Data for processing:
>> start
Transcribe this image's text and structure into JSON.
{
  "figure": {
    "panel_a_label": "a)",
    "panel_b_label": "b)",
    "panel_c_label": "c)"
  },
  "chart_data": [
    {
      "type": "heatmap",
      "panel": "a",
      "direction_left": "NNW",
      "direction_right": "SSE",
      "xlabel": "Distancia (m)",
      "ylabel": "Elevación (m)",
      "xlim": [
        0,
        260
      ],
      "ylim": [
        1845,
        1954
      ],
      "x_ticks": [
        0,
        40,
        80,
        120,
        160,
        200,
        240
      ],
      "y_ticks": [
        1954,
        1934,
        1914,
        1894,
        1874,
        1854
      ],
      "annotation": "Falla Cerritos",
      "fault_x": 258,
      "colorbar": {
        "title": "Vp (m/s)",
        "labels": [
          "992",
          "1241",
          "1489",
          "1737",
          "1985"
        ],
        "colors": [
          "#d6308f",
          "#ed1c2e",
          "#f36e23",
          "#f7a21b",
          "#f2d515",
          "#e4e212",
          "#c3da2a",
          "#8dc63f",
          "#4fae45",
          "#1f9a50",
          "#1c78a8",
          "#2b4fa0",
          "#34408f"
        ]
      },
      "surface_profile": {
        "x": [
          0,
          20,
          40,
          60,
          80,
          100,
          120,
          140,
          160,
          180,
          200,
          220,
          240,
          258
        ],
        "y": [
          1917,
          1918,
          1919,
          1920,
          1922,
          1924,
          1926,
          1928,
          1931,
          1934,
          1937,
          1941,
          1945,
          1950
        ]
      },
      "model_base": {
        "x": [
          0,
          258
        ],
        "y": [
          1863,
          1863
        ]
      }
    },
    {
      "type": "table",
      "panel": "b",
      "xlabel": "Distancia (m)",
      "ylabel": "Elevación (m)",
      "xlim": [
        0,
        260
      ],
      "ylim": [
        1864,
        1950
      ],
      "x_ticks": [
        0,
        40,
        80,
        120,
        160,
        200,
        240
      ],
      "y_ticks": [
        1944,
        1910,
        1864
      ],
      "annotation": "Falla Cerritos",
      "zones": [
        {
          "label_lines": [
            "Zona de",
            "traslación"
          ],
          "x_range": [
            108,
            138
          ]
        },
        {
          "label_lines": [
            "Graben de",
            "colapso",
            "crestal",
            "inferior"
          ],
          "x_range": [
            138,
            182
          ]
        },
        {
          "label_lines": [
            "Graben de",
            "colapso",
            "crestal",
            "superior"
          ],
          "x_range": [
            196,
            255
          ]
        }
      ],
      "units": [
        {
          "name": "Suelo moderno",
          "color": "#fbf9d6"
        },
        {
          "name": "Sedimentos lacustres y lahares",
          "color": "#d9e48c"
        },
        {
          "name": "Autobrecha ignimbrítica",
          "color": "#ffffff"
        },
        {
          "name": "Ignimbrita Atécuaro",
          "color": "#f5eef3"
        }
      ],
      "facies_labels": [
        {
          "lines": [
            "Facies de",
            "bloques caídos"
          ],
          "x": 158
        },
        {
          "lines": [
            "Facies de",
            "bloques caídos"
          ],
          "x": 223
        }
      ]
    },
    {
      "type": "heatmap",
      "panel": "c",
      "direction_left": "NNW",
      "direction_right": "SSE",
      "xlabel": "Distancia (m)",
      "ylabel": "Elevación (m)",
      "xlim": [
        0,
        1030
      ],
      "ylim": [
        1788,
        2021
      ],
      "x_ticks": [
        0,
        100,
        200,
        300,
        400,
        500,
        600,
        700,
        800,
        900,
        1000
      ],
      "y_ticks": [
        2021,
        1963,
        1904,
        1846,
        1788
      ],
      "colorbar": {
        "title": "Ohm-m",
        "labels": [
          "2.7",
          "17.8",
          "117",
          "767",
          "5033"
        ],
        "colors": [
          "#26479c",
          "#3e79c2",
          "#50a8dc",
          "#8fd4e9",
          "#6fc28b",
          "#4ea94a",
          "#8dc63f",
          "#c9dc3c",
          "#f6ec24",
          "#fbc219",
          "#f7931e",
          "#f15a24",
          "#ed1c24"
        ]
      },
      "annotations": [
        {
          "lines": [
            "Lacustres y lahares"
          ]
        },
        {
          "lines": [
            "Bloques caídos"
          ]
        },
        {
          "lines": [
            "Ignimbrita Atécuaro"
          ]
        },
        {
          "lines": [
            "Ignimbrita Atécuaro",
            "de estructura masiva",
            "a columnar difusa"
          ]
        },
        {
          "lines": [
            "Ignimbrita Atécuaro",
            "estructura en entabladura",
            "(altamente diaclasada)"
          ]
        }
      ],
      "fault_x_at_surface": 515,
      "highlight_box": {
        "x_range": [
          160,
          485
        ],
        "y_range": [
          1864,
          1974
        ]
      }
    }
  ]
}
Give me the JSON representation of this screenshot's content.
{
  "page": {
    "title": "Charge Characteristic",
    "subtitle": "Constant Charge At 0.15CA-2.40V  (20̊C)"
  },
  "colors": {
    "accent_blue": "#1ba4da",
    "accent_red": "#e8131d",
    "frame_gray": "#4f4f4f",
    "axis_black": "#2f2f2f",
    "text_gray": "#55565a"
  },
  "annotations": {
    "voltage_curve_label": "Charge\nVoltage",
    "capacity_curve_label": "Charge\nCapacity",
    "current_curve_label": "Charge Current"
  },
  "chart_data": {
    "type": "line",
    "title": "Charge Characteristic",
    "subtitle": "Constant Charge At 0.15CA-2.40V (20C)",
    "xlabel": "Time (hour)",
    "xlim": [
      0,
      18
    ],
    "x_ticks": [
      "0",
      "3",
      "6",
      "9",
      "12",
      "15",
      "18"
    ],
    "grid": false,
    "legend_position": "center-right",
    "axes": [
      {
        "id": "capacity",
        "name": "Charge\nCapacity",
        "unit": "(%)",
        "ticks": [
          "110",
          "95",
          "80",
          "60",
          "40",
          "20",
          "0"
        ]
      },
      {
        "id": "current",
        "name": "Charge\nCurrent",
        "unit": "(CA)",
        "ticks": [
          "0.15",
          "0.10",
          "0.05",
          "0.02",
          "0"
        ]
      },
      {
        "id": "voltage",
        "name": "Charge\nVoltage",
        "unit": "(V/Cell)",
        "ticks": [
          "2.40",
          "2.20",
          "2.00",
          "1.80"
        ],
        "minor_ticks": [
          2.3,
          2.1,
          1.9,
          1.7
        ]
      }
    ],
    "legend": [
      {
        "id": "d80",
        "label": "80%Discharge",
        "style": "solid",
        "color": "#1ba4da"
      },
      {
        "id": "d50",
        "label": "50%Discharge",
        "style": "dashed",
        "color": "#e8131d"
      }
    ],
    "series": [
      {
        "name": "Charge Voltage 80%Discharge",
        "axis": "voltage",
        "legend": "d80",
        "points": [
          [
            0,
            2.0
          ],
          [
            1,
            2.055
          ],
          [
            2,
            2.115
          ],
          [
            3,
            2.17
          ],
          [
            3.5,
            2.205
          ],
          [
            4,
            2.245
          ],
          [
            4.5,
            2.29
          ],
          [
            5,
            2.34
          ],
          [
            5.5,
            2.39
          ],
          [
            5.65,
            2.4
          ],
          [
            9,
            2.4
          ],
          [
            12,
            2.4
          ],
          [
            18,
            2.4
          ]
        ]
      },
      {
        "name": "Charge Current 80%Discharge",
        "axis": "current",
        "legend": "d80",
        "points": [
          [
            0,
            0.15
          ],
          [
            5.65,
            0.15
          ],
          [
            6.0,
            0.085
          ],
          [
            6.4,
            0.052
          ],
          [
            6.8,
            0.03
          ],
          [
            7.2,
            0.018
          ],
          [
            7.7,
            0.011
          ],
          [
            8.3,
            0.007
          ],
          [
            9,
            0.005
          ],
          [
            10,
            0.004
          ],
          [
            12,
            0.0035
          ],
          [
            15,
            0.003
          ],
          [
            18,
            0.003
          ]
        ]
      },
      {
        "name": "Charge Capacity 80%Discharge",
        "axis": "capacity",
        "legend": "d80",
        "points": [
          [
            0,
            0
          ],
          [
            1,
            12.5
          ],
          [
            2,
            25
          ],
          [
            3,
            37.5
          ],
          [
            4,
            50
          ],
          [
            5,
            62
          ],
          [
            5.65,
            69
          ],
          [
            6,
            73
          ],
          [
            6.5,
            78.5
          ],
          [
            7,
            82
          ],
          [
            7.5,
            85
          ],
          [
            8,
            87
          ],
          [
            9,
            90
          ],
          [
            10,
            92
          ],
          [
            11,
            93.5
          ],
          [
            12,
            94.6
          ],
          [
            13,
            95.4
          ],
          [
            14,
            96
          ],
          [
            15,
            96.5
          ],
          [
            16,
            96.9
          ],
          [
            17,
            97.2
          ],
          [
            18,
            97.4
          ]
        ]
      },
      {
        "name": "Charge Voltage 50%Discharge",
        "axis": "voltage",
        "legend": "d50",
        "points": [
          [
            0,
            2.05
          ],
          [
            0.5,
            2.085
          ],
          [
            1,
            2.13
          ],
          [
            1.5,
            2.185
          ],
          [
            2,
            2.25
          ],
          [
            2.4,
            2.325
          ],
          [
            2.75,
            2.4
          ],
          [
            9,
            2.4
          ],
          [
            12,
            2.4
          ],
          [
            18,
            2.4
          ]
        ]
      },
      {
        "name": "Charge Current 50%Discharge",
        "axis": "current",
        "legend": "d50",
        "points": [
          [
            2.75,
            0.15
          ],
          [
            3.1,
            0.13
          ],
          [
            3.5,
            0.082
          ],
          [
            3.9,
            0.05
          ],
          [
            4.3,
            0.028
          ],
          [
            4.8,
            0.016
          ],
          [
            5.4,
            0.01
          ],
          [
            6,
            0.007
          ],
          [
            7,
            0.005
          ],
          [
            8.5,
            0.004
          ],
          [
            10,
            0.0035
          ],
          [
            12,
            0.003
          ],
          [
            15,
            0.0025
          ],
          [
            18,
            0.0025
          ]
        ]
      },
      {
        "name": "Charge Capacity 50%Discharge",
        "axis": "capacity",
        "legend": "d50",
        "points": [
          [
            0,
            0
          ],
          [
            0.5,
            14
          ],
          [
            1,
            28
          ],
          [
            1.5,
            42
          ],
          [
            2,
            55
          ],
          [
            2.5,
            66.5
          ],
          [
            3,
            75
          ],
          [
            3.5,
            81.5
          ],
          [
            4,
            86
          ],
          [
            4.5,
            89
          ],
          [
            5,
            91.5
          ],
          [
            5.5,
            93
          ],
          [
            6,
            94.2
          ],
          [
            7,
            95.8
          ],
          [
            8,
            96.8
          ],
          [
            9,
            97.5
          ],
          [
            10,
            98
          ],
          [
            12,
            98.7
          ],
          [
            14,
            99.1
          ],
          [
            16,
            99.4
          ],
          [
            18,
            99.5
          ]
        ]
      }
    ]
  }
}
>> end
Aim of the exercise: Say how many lines in the records above hold "this", and give no other text.

Output of the exercise: 2